* start Data listing *
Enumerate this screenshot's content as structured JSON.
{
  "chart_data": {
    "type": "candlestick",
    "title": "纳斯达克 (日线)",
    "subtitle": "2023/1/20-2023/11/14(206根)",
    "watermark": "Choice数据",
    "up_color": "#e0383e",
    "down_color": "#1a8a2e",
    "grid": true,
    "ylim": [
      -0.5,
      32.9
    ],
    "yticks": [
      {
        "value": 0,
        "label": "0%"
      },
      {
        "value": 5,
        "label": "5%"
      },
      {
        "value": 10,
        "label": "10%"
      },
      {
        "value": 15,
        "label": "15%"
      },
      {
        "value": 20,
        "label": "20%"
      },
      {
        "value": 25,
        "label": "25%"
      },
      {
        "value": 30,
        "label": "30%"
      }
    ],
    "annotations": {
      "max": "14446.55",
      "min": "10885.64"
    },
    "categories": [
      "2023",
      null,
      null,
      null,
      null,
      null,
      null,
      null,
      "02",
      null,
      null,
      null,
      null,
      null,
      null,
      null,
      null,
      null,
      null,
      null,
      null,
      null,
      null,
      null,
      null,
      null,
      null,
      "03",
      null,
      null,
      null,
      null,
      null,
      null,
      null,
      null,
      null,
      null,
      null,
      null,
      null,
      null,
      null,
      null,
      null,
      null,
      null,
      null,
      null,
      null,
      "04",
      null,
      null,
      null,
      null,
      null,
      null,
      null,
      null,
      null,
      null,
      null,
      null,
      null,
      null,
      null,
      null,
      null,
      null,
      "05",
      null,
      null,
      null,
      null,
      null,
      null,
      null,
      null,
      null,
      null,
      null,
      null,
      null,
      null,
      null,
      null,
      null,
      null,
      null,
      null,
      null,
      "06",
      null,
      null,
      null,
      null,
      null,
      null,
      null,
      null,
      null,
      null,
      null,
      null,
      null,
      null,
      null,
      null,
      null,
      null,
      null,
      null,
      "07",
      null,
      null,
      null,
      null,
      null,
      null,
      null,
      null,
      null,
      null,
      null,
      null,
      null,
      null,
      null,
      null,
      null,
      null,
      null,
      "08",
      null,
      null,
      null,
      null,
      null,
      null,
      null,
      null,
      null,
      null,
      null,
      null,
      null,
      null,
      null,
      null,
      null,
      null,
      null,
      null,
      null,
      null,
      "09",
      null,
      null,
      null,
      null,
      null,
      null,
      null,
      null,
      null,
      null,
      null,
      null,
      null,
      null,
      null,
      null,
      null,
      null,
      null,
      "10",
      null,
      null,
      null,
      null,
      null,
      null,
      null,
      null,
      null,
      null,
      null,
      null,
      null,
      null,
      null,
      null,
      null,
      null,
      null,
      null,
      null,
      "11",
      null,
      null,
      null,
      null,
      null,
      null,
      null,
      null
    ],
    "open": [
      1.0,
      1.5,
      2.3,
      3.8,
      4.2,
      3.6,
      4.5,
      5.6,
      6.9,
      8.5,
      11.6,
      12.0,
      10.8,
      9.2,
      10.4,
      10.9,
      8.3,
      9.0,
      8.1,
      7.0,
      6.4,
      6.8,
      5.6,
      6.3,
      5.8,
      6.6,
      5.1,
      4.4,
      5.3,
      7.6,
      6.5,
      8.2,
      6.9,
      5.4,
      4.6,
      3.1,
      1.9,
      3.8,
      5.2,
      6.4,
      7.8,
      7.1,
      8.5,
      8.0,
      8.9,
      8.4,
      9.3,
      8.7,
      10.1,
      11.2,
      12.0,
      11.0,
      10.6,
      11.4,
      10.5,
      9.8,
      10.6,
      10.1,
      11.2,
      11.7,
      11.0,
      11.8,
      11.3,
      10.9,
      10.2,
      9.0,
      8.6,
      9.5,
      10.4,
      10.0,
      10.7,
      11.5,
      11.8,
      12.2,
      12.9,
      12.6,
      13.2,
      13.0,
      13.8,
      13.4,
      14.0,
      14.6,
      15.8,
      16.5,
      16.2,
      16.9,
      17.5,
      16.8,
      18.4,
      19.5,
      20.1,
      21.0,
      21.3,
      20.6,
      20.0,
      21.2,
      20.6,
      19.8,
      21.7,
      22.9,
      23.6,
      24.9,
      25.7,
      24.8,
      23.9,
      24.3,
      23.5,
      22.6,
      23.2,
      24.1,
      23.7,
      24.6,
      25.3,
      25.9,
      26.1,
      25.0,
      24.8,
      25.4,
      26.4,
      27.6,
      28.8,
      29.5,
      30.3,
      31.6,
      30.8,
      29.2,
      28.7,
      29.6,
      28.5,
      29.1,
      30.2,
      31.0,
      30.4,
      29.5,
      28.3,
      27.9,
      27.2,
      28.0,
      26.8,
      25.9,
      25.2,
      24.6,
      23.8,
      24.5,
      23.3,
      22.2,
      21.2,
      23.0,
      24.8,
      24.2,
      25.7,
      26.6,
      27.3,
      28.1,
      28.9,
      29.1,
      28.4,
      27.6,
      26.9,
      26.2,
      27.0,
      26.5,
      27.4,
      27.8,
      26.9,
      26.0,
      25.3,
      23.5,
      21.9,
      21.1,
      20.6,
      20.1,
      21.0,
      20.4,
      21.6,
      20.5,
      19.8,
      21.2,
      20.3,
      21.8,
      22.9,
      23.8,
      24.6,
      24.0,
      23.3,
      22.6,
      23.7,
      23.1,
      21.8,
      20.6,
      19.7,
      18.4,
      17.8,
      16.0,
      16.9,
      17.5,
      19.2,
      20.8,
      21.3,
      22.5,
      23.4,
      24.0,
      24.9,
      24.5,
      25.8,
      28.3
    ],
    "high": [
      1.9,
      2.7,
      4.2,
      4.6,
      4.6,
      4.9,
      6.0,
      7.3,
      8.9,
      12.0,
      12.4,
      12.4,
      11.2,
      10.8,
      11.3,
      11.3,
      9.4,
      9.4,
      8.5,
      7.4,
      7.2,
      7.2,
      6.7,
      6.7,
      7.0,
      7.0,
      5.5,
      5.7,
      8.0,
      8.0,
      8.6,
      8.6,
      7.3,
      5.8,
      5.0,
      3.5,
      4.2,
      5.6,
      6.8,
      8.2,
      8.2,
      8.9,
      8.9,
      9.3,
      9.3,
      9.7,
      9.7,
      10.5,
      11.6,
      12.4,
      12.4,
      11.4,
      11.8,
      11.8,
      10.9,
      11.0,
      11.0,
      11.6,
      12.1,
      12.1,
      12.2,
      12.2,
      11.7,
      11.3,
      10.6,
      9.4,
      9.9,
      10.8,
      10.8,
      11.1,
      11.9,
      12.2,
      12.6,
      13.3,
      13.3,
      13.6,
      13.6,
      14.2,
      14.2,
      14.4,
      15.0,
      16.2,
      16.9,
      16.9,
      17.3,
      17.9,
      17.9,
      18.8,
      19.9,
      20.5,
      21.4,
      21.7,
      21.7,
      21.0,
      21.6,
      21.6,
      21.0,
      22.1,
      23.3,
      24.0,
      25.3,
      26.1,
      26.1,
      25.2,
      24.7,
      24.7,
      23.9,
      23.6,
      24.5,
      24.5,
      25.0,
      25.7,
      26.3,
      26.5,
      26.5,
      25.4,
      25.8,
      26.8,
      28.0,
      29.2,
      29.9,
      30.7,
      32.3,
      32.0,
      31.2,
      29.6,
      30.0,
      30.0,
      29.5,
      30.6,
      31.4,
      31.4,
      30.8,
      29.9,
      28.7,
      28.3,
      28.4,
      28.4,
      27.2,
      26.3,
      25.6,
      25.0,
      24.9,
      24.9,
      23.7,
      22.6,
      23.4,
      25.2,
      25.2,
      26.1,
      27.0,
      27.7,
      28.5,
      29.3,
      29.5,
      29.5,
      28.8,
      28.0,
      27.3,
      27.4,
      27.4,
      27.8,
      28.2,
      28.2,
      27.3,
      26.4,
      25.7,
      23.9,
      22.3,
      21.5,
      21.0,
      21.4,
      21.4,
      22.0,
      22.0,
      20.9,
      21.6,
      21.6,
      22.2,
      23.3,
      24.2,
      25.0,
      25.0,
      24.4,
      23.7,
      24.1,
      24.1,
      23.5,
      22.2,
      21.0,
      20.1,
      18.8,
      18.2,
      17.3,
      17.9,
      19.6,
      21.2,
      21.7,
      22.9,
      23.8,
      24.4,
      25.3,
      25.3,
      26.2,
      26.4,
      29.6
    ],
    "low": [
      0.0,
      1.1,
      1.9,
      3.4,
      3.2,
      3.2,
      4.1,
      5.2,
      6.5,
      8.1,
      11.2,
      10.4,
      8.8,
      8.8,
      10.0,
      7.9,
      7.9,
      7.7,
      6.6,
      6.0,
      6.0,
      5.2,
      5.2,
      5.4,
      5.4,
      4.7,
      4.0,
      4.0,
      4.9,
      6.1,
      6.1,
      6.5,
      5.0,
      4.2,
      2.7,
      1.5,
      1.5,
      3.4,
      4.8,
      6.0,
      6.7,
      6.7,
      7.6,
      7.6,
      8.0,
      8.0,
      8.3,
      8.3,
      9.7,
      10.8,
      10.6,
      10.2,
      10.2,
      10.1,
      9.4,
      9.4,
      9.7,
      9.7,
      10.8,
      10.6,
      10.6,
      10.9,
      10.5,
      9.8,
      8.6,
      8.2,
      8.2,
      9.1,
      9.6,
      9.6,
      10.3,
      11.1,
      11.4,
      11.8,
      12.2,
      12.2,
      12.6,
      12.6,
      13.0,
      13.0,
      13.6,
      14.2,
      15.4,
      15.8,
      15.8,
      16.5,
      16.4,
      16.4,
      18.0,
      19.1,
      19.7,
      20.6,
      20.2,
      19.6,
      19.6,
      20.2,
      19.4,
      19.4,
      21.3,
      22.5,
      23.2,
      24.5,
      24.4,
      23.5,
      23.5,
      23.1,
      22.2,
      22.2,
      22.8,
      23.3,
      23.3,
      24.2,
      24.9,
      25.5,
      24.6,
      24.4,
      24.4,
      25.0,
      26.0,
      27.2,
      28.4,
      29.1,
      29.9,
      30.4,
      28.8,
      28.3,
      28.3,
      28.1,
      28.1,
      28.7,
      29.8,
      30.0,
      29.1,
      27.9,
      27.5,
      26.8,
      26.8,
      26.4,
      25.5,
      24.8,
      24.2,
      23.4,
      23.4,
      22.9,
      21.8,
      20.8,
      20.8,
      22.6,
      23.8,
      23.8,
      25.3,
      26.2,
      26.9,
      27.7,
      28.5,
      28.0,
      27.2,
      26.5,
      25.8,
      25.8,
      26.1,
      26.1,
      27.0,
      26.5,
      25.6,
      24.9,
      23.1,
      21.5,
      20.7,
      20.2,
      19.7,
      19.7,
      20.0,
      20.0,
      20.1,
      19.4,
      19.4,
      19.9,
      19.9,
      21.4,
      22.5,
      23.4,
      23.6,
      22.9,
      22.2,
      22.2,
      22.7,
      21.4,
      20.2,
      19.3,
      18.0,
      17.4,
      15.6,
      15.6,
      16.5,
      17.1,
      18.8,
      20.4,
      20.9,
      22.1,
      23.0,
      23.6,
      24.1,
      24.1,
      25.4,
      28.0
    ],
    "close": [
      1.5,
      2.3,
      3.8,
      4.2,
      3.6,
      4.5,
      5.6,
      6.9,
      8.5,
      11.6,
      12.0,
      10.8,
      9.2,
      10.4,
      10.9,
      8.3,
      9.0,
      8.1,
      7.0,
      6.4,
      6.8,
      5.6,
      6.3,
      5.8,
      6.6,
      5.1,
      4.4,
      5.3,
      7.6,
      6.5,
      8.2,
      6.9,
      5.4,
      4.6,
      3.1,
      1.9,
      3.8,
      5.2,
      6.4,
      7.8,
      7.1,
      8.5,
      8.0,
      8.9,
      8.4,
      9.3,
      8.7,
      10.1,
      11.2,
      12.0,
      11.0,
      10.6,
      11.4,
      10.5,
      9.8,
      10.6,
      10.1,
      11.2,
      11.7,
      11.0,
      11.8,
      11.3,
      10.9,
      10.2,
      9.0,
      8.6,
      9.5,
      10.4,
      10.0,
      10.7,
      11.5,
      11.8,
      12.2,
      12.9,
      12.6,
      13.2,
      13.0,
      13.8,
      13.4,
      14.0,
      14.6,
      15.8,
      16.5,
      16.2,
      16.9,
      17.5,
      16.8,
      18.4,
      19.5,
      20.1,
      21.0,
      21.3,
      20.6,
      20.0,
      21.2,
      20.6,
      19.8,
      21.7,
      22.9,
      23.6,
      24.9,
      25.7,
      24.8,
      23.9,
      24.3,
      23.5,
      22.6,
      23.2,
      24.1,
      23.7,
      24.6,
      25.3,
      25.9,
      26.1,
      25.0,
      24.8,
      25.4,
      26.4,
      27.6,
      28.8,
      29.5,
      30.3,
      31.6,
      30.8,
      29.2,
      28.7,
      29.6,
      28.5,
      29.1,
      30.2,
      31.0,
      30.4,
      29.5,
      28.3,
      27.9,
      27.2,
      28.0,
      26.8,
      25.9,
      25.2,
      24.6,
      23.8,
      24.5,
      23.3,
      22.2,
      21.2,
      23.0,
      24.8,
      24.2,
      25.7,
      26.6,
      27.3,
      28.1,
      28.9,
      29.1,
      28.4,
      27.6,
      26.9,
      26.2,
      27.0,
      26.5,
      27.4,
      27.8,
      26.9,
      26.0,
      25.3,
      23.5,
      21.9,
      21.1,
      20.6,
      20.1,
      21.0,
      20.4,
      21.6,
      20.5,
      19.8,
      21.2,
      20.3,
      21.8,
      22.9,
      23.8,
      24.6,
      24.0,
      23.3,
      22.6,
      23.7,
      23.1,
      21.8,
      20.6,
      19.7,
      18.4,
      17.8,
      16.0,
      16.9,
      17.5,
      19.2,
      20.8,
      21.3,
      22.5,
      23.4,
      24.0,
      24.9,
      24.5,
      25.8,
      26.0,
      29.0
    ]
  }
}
* end Data listing *
### The request
Find the word "label" in the data and show each line that holds it.

### Exercise solution
        "label": "0%"
        "label": "5%"
        "label": "10%"
        "label": "15%"
        "label": "20%"
        "label": "25%"
        "label": "30%"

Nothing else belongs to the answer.